Find every line in the records below that holds the word "text", and copy each one.
□ □ □ □
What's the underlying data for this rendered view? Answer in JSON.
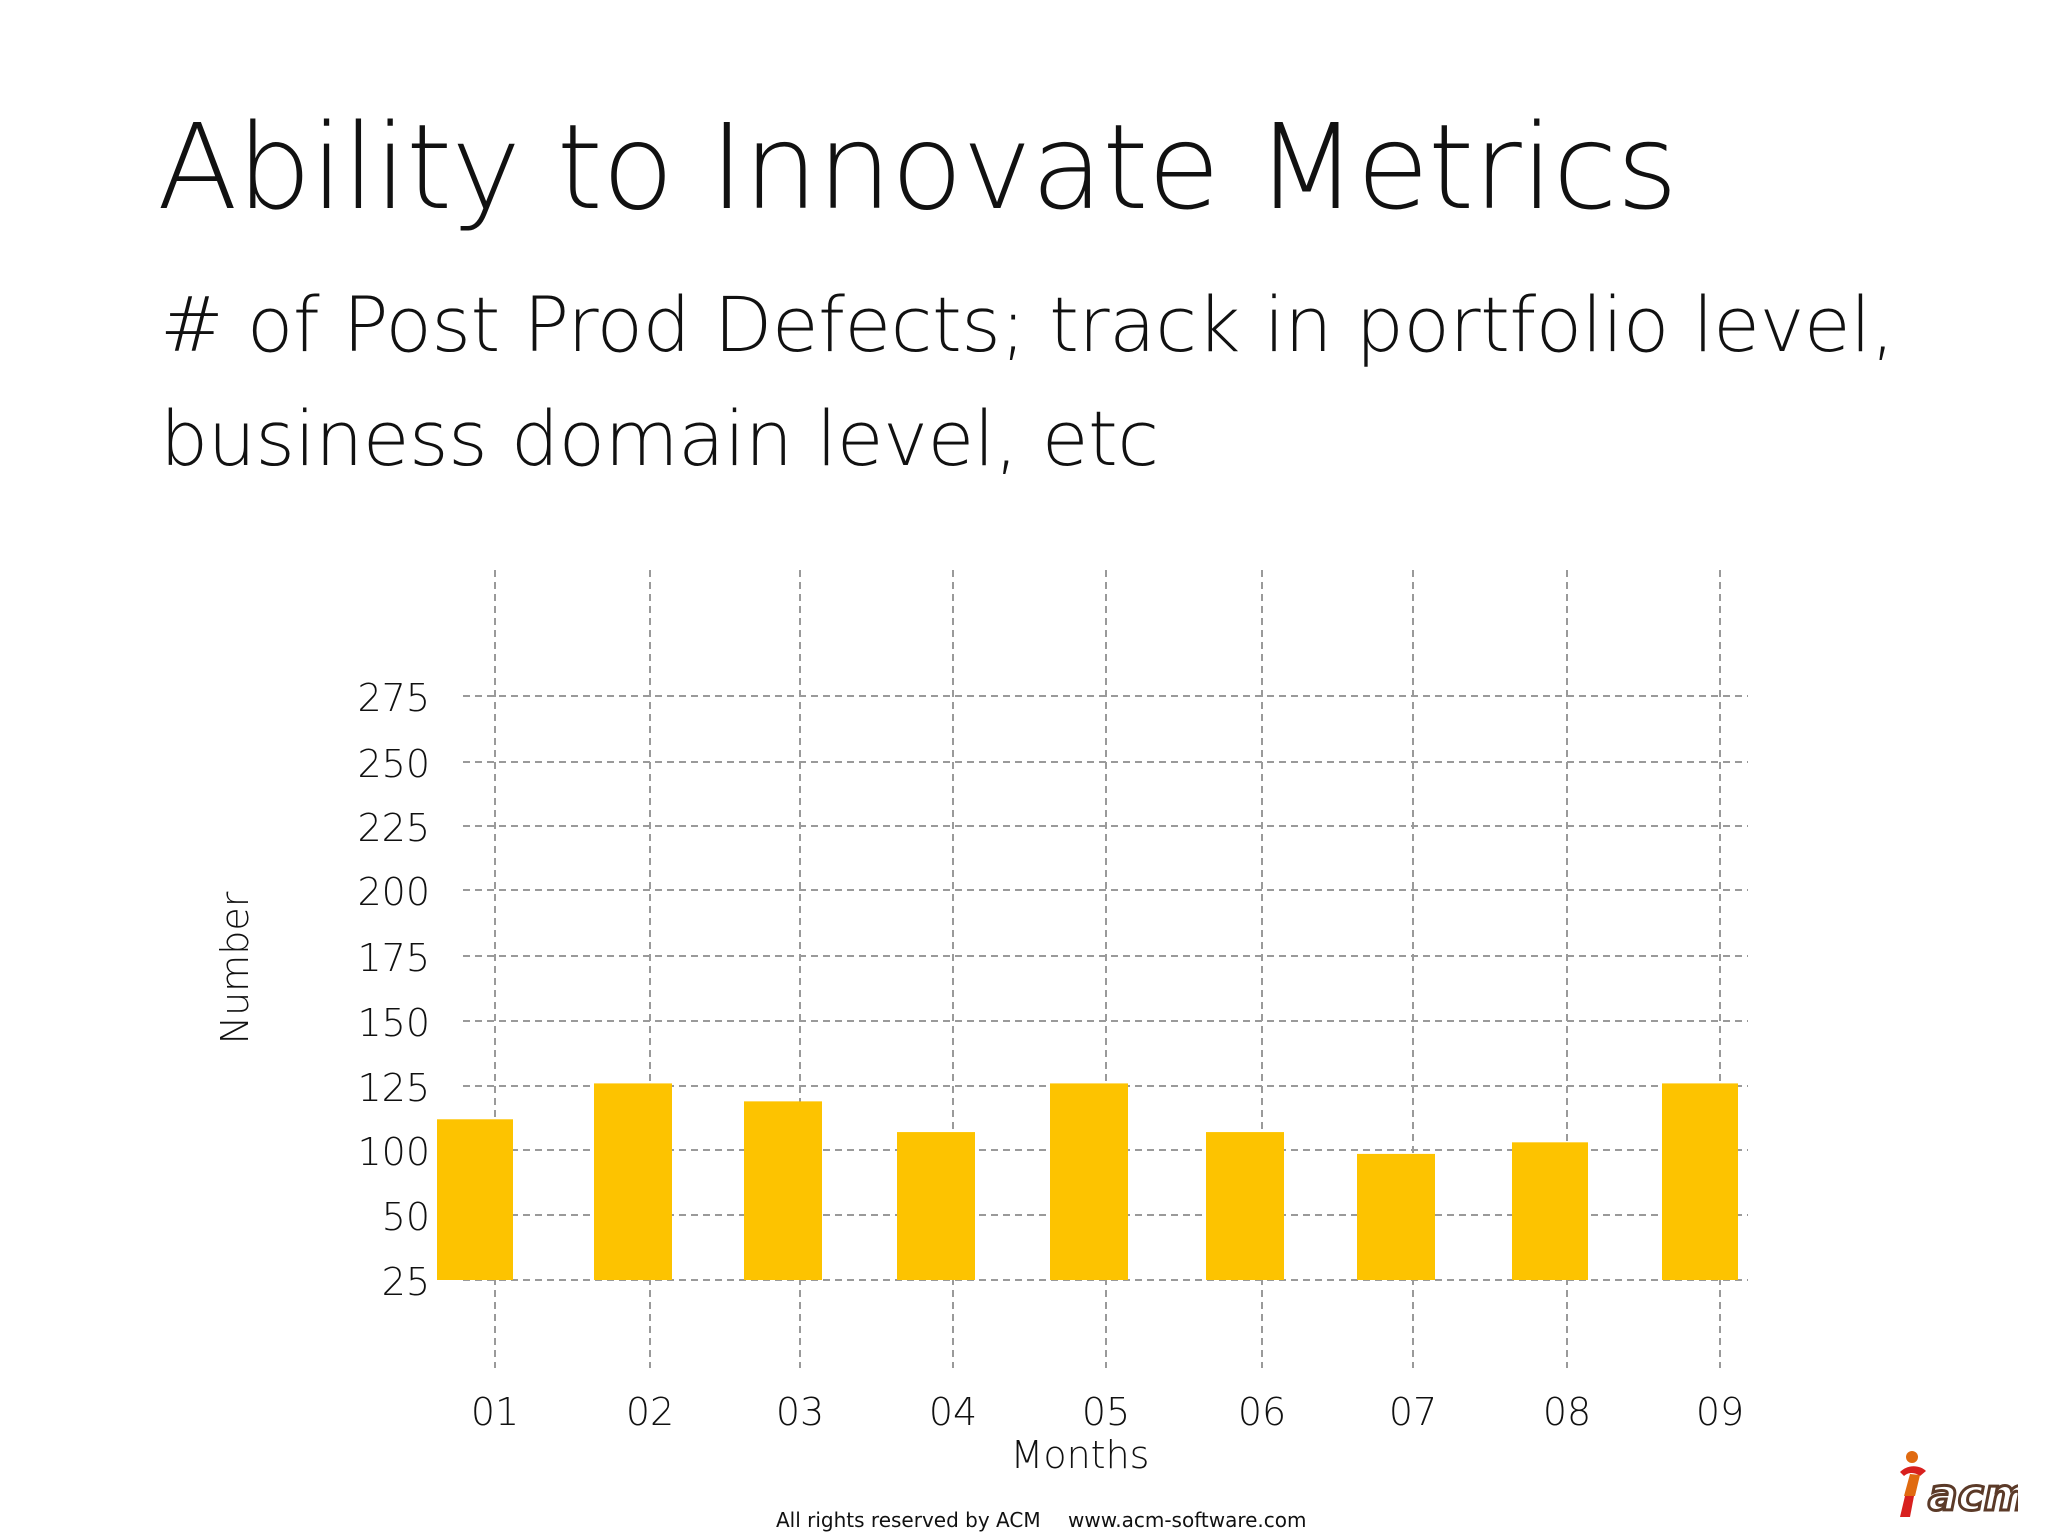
{
  "slide": {
    "title": "Ability to Innovate Metrics",
    "subtitle_lines": [
      "# of Post Prod Defects; track in portfolio level,",
      "business domain level, etc"
    ],
    "footer": {
      "rights": "All rights reserved by ACM",
      "website": "www.acm-software.com"
    },
    "logo": {
      "text": "acm",
      "icon": "acm-figure-logo-icon"
    }
  },
  "colors": {
    "bar": "#FDC300",
    "grid": "#9A9A9A",
    "text": "#111111",
    "logo_orange": "#E06A10",
    "logo_red": "#D8201E"
  },
  "chart_data": {
    "type": "bar",
    "categories": [
      "01",
      "02",
      "03",
      "04",
      "05",
      "06",
      "07",
      "08",
      "09"
    ],
    "values": [
      112,
      126,
      119,
      107,
      126,
      107,
      97,
      103,
      126
    ],
    "y_ticks": [
      25,
      50,
      100,
      125,
      150,
      175,
      200,
      225,
      250,
      275
    ],
    "ylim": [
      25,
      275
    ],
    "xlabel": "Months",
    "ylabel": "Number",
    "grid": true,
    "grid_style": "dashed",
    "title": ""
  }
}
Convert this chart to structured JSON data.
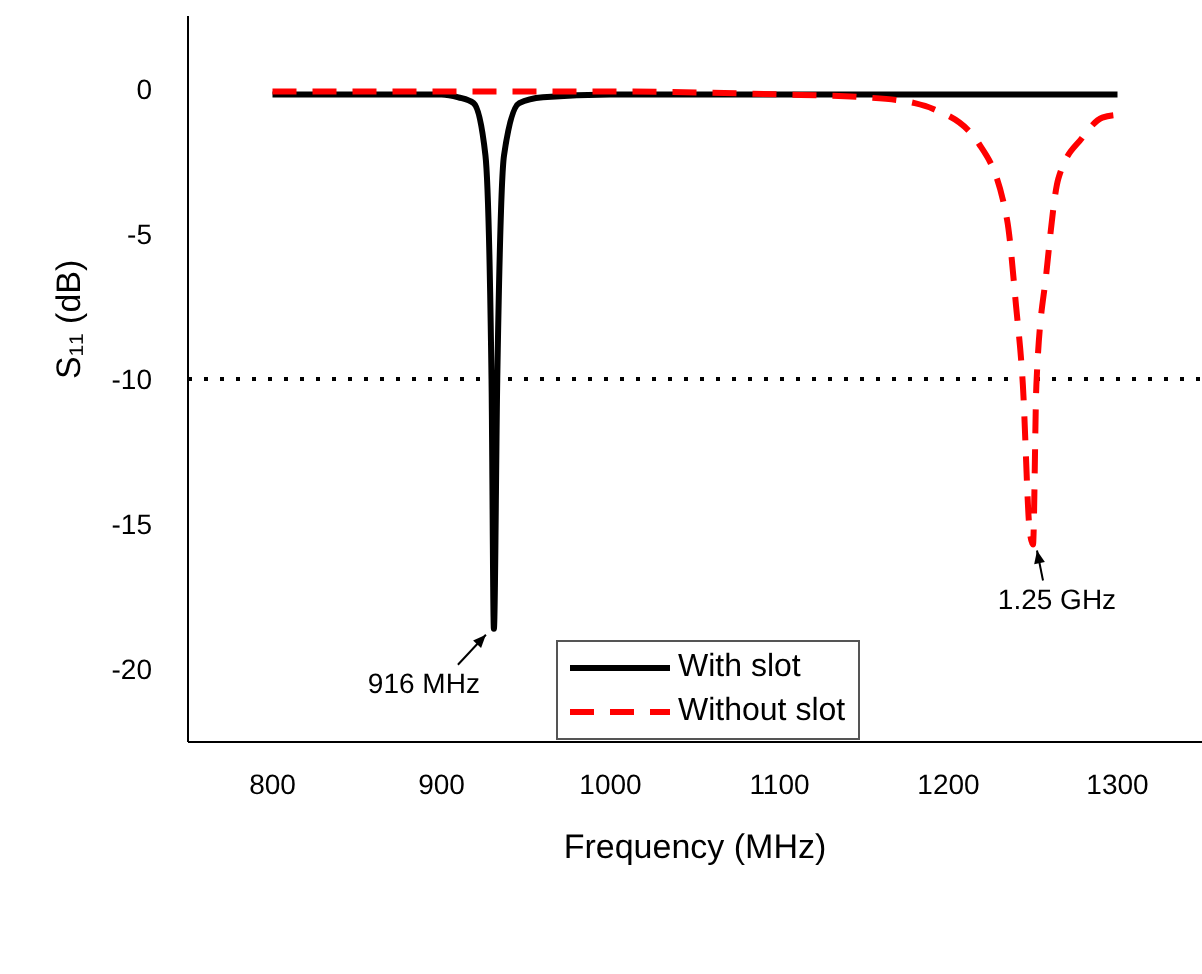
{
  "chart_data": {
    "type": "line",
    "xlabel": "Frequency (MHz)",
    "ylabel": "S₁₁ (dB)",
    "xlim": [
      750,
      1350
    ],
    "xticks": [
      800,
      900,
      1000,
      1100,
      1200,
      1300
    ],
    "ylim": [
      -22.5,
      2.5
    ],
    "yticks": [
      -20,
      -15,
      -10,
      -5,
      0
    ],
    "series": [
      {
        "name": "With slot",
        "color": "#000000",
        "line_style": "solid",
        "x": [
          800,
          850,
          900,
          910,
          919,
          926,
          929.6,
          931,
          933,
          937,
          946,
          960,
          1000,
          1100,
          1200,
          1300
        ],
        "values": [
          -0.2,
          -0.2,
          -0.2,
          -0.3,
          -0.5,
          -2.3,
          -10,
          -18.6,
          -10,
          -2.3,
          -0.5,
          -0.3,
          -0.2,
          -0.2,
          -0.2,
          -0.2
        ]
      },
      {
        "name": "Without slot",
        "color": "#ff0000",
        "line_style": "dashed",
        "x": [
          800,
          900,
          1000,
          1100,
          1150,
          1180,
          1191,
          1218,
          1234.6,
          1240,
          1244,
          1248,
          1250,
          1252,
          1258,
          1265,
          1279,
          1291,
          1300
        ],
        "values": [
          -0.1,
          -0.1,
          -0.1,
          -0.2,
          -0.3,
          -0.5,
          -0.7,
          -1.9,
          -4.5,
          -7.5,
          -10.2,
          -15.2,
          -15.7,
          -10.2,
          -6.3,
          -3.1,
          -1.7,
          -1,
          -0.9
        ]
      }
    ],
    "ref_lines": [
      {
        "axis": "y",
        "value": -10,
        "color": "#000000",
        "line_style": "dotted"
      }
    ],
    "annotations": [
      {
        "text": "916 MHz",
        "x": 931,
        "y": -18.6
      },
      {
        "text": "1.25 GHz",
        "x": 1250,
        "y": -15.7
      }
    ],
    "legend": "bottom",
    "marker": "none"
  }
}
□ □ □ □
• **The solution**:
      "text": "acm",
    "text": "#111111",
        "text": "916 MHz",
        "text": "1.25 GHz",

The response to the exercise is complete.